-- Start --
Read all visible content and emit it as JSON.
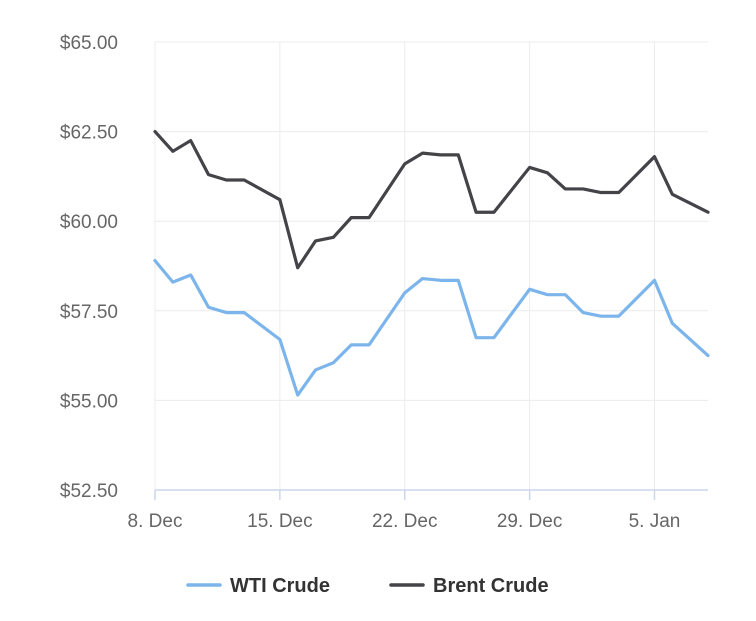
{
  "chart_data": {
    "type": "line",
    "title": "",
    "xlabel": "",
    "ylabel": "",
    "x_dates": [
      "8 Dec",
      "9 Dec",
      "10 Dec",
      "11 Dec",
      "12 Dec",
      "13 Dec",
      "14 Dec",
      "15 Dec",
      "16 Dec",
      "17 Dec",
      "18 Dec",
      "19 Dec",
      "20 Dec",
      "21 Dec",
      "22 Dec",
      "23 Dec",
      "24 Dec",
      "25 Dec",
      "26 Dec",
      "27 Dec",
      "28 Dec",
      "29 Dec",
      "30 Dec",
      "31 Dec",
      "1 Jan",
      "2 Jan",
      "3 Jan",
      "4 Jan",
      "5 Jan",
      "6 Jan",
      "7 Jan",
      "8 Jan"
    ],
    "x_tick_labels": [
      "8. Dec",
      "15. Dec",
      "22. Dec",
      "29. Dec",
      "5. Jan"
    ],
    "x_tick_positions": [
      0,
      7,
      14,
      21,
      28
    ],
    "y_tick_labels": [
      "$65.00",
      "$62.50",
      "$60.00",
      "$57.50",
      "$55.00",
      "$52.50"
    ],
    "y_tick_values": [
      65,
      62.5,
      60,
      57.5,
      55,
      52.5
    ],
    "ylim": [
      52.5,
      65
    ],
    "grid": true,
    "legend_position": "bottom",
    "series": [
      {
        "name": "WTI Crude",
        "color": "#7cb5ec",
        "points": [
          [
            0,
            58.9
          ],
          [
            1,
            58.3
          ],
          [
            2,
            58.5
          ],
          [
            3,
            57.6
          ],
          [
            4,
            57.45
          ],
          [
            5,
            57.45
          ],
          [
            7,
            56.7
          ],
          [
            8,
            55.15
          ],
          [
            9,
            55.85
          ],
          [
            10,
            56.05
          ],
          [
            11,
            56.55
          ],
          [
            12,
            56.55
          ],
          [
            14,
            58.0
          ],
          [
            15,
            58.4
          ],
          [
            16,
            58.35
          ],
          [
            17,
            58.35
          ],
          [
            18,
            56.75
          ],
          [
            19,
            56.75
          ],
          [
            21,
            58.1
          ],
          [
            22,
            57.95
          ],
          [
            23,
            57.95
          ],
          [
            24,
            57.45
          ],
          [
            25,
            57.35
          ],
          [
            26,
            57.35
          ],
          [
            28,
            58.35
          ],
          [
            29,
            57.15
          ],
          [
            31,
            56.25
          ]
        ]
      },
      {
        "name": "Brent Crude",
        "color": "#434348",
        "points": [
          [
            0,
            62.5
          ],
          [
            1,
            61.95
          ],
          [
            2,
            62.25
          ],
          [
            3,
            61.3
          ],
          [
            4,
            61.15
          ],
          [
            5,
            61.15
          ],
          [
            7,
            60.6
          ],
          [
            8,
            58.7
          ],
          [
            9,
            59.45
          ],
          [
            10,
            59.55
          ],
          [
            11,
            60.1
          ],
          [
            12,
            60.1
          ],
          [
            14,
            61.6
          ],
          [
            15,
            61.9
          ],
          [
            16,
            61.85
          ],
          [
            17,
            61.85
          ],
          [
            18,
            60.25
          ],
          [
            19,
            60.25
          ],
          [
            21,
            61.5
          ],
          [
            22,
            61.35
          ],
          [
            23,
            60.9
          ],
          [
            24,
            60.9
          ],
          [
            25,
            60.8
          ],
          [
            26,
            60.8
          ],
          [
            28,
            61.8
          ],
          [
            29,
            60.75
          ],
          [
            31,
            60.25
          ]
        ]
      }
    ]
  }
}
-- End --
#### Short exercise:
Extract all the data above exactly, excluding every picture.

#### Result of the exercise:
Read all visible content and emit it as JSON.
{
  "chart_data": {
    "type": "line",
    "title": "",
    "xlabel": "",
    "ylabel": "",
    "x_dates": [
      "8 Dec",
      "9 Dec",
      "10 Dec",
      "11 Dec",
      "12 Dec",
      "13 Dec",
      "14 Dec",
      "15 Dec",
      "16 Dec",
      "17 Dec",
      "18 Dec",
      "19 Dec",
      "20 Dec",
      "21 Dec",
      "22 Dec",
      "23 Dec",
      "24 Dec",
      "25 Dec",
      "26 Dec",
      "27 Dec",
      "28 Dec",
      "29 Dec",
      "30 Dec",
      "31 Dec",
      "1 Jan",
      "2 Jan",
      "3 Jan",
      "4 Jan",
      "5 Jan",
      "6 Jan",
      "7 Jan",
      "8 Jan"
    ],
    "x_tick_labels": [
      "8. Dec",
      "15. Dec",
      "22. Dec",
      "29. Dec",
      "5. Jan"
    ],
    "x_tick_positions": [
      0,
      7,
      14,
      21,
      28
    ],
    "y_tick_labels": [
      "$65.00",
      "$62.50",
      "$60.00",
      "$57.50",
      "$55.00",
      "$52.50"
    ],
    "y_tick_values": [
      65,
      62.5,
      60,
      57.5,
      55,
      52.5
    ],
    "ylim": [
      52.5,
      65
    ],
    "grid": true,
    "legend_position": "bottom",
    "series": [
      {
        "name": "WTI Crude",
        "color": "#7cb5ec",
        "points": [
          [
            0,
            58.9
          ],
          [
            1,
            58.3
          ],
          [
            2,
            58.5
          ],
          [
            3,
            57.6
          ],
          [
            4,
            57.45
          ],
          [
            5,
            57.45
          ],
          [
            7,
            56.7
          ],
          [
            8,
            55.15
          ],
          [
            9,
            55.85
          ],
          [
            10,
            56.05
          ],
          [
            11,
            56.55
          ],
          [
            12,
            56.55
          ],
          [
            14,
            58.0
          ],
          [
            15,
            58.4
          ],
          [
            16,
            58.35
          ],
          [
            17,
            58.35
          ],
          [
            18,
            56.75
          ],
          [
            19,
            56.75
          ],
          [
            21,
            58.1
          ],
          [
            22,
            57.95
          ],
          [
            23,
            57.95
          ],
          [
            24,
            57.45
          ],
          [
            25,
            57.35
          ],
          [
            26,
            57.35
          ],
          [
            28,
            58.35
          ],
          [
            29,
            57.15
          ],
          [
            31,
            56.25
          ]
        ]
      },
      {
        "name": "Brent Crude",
        "color": "#434348",
        "points": [
          [
            0,
            62.5
          ],
          [
            1,
            61.95
          ],
          [
            2,
            62.25
          ],
          [
            3,
            61.3
          ],
          [
            4,
            61.15
          ],
          [
            5,
            61.15
          ],
          [
            7,
            60.6
          ],
          [
            8,
            58.7
          ],
          [
            9,
            59.45
          ],
          [
            10,
            59.55
          ],
          [
            11,
            60.1
          ],
          [
            12,
            60.1
          ],
          [
            14,
            61.6
          ],
          [
            15,
            61.9
          ],
          [
            16,
            61.85
          ],
          [
            17,
            61.85
          ],
          [
            18,
            60.25
          ],
          [
            19,
            60.25
          ],
          [
            21,
            61.5
          ],
          [
            22,
            61.35
          ],
          [
            23,
            60.9
          ],
          [
            24,
            60.9
          ],
          [
            25,
            60.8
          ],
          [
            26,
            60.8
          ],
          [
            28,
            61.8
          ],
          [
            29,
            60.75
          ],
          [
            31,
            60.25
          ]
        ]
      }
    ]
  }
}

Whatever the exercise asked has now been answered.